>> Start

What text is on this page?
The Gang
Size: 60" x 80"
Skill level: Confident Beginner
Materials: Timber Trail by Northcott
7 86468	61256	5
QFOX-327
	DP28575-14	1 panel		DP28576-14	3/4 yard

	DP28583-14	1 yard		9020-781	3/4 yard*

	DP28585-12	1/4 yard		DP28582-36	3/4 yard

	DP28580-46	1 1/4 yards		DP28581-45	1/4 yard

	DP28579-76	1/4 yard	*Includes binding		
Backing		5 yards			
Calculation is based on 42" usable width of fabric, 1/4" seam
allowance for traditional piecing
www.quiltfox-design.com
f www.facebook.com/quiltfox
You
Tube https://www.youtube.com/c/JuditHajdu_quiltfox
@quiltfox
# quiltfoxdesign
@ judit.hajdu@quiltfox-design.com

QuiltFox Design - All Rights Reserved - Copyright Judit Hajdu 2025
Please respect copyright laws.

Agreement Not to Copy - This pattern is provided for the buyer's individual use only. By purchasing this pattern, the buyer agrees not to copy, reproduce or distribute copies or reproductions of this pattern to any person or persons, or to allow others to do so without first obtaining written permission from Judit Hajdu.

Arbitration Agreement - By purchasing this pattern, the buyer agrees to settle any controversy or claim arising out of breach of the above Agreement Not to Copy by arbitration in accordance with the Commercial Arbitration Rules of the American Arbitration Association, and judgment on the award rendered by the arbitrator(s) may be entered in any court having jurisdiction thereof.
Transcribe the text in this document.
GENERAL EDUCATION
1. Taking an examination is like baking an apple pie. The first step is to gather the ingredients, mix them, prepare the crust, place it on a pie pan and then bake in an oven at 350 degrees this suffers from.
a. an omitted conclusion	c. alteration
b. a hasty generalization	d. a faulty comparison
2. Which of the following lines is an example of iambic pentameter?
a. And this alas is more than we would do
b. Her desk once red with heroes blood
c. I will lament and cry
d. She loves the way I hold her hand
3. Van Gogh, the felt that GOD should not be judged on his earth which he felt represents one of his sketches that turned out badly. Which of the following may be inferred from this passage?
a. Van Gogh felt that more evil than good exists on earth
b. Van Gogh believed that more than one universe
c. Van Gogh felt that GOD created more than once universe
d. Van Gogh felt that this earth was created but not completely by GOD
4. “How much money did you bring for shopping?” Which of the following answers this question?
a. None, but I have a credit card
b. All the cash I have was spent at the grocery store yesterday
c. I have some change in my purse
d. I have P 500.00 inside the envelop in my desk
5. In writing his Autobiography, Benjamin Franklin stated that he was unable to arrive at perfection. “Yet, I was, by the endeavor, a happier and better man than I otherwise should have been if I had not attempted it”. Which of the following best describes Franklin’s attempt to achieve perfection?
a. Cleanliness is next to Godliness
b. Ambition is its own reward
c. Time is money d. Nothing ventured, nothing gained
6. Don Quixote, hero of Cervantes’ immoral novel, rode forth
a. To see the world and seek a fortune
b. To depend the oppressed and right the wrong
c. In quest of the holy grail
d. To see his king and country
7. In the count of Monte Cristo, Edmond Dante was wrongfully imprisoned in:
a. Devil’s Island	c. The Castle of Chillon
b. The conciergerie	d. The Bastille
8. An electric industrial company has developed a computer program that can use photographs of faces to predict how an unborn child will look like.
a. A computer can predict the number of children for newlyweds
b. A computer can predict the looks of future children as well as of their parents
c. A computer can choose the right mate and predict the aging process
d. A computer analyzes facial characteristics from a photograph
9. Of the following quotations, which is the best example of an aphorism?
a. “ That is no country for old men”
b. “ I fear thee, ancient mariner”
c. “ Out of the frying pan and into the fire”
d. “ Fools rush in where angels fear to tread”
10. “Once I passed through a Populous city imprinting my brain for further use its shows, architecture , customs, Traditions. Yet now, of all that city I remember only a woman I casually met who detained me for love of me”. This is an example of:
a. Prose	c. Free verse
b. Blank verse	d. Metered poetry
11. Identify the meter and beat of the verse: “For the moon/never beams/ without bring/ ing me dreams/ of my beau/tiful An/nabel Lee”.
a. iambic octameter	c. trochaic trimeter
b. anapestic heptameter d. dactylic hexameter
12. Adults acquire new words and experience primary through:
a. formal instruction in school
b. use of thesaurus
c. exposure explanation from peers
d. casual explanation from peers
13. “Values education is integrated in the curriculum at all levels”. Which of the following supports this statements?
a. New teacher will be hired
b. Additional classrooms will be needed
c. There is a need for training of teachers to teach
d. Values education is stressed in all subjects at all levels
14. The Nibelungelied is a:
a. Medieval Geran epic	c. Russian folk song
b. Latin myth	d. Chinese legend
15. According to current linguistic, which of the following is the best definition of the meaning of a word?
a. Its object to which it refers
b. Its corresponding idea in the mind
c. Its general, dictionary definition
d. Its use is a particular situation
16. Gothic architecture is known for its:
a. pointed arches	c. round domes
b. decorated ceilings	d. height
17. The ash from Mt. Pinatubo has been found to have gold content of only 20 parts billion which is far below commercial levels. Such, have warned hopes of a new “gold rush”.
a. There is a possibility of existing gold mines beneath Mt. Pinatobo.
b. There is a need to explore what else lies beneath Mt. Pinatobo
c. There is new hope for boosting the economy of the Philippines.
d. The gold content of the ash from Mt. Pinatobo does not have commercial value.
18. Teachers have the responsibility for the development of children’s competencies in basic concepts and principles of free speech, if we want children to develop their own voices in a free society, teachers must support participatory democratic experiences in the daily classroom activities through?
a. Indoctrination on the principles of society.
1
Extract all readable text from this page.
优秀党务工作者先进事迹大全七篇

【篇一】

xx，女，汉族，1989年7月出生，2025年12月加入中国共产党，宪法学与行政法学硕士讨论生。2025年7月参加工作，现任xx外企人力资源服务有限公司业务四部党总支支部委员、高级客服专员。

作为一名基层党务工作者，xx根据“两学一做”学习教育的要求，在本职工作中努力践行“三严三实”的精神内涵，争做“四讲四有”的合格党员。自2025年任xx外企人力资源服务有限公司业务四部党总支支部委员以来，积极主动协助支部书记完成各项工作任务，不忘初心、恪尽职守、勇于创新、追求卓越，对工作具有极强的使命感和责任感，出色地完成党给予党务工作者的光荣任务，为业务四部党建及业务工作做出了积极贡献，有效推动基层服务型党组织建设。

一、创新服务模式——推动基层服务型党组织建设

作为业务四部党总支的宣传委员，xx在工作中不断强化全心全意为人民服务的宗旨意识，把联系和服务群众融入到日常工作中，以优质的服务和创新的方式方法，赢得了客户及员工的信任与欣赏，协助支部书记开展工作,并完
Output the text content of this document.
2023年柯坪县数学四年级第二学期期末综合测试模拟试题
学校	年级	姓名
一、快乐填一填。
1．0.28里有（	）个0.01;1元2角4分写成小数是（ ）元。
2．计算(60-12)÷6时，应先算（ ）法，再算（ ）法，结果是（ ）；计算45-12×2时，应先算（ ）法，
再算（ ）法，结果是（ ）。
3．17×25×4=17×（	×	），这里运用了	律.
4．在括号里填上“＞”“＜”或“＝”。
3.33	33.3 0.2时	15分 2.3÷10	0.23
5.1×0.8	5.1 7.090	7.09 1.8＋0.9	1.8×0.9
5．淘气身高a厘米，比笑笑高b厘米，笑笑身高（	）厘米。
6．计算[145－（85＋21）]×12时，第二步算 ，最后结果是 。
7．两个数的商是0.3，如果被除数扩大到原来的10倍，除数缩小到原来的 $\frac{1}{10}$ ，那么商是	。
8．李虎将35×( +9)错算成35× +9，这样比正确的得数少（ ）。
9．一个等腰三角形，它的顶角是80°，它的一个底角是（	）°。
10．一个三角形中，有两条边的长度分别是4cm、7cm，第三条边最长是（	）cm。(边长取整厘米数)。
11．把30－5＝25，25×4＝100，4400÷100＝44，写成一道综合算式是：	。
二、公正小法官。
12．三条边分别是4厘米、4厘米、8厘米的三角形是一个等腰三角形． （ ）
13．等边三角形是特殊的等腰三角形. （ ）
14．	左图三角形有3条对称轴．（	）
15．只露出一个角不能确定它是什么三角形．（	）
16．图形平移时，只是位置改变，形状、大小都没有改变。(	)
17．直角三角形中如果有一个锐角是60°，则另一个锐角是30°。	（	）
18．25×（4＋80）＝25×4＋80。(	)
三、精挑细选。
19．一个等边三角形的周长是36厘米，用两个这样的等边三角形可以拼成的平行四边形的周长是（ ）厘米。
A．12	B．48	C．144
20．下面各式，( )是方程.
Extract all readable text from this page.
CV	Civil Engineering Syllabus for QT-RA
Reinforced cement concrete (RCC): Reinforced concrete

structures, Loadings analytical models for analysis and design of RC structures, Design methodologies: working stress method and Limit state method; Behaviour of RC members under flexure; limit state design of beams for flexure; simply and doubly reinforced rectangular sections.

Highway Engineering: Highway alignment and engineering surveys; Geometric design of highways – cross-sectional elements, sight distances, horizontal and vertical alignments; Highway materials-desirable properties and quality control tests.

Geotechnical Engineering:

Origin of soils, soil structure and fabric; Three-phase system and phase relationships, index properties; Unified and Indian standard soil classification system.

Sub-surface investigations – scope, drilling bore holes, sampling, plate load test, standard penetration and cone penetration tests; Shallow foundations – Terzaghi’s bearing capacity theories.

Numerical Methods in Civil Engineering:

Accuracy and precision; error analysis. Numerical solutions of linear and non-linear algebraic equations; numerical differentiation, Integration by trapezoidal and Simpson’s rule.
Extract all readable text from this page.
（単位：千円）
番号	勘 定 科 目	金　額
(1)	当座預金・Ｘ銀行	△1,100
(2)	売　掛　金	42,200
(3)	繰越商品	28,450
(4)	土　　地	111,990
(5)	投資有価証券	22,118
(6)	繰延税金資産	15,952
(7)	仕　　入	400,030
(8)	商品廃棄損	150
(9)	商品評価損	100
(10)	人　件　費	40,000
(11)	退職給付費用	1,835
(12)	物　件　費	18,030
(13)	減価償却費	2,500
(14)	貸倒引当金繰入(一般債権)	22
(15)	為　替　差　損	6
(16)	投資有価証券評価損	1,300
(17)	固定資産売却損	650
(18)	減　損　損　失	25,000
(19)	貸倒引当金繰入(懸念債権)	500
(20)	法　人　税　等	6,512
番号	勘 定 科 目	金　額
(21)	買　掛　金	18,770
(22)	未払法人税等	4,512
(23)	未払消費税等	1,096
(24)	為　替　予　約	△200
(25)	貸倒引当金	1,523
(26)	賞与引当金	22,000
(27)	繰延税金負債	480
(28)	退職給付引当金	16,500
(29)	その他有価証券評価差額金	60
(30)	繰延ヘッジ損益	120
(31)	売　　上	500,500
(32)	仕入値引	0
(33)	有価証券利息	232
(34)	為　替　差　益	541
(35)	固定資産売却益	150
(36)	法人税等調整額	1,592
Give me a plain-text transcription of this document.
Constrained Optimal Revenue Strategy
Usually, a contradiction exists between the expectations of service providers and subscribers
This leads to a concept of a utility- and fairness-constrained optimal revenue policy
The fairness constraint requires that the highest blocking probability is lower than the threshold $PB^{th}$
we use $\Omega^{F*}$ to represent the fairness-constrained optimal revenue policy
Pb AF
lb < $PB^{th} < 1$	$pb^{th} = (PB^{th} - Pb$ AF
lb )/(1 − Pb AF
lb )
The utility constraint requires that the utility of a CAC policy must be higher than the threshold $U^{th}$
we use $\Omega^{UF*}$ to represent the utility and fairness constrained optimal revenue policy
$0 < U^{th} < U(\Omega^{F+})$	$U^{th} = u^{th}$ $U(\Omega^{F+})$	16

>> End

#### Written request:
Show the lines of the records that include the string "agrees".

#### Answer in full:
Agreement Not to Copy - This pattern is provided for the buyer's individual use only. By purchasing this pattern, the buyer agrees not to copy, reproduce or distribute copies or reproductions of this pattern to any person or persons, or to allow others to do so without first obtaining written permission from Judit Hajdu.
Arbitration Agreement - By purchasing this pattern, the buyer agrees to settle any controversy or claim arising out of breach of the above Agreement Not to Copy by arbitration in accordance with the Commercial Arbitration Rules of the American Arbitration Association, and judgment on the award rendered by the arbitrator(s) may be entered in any court having jurisdiction thereof.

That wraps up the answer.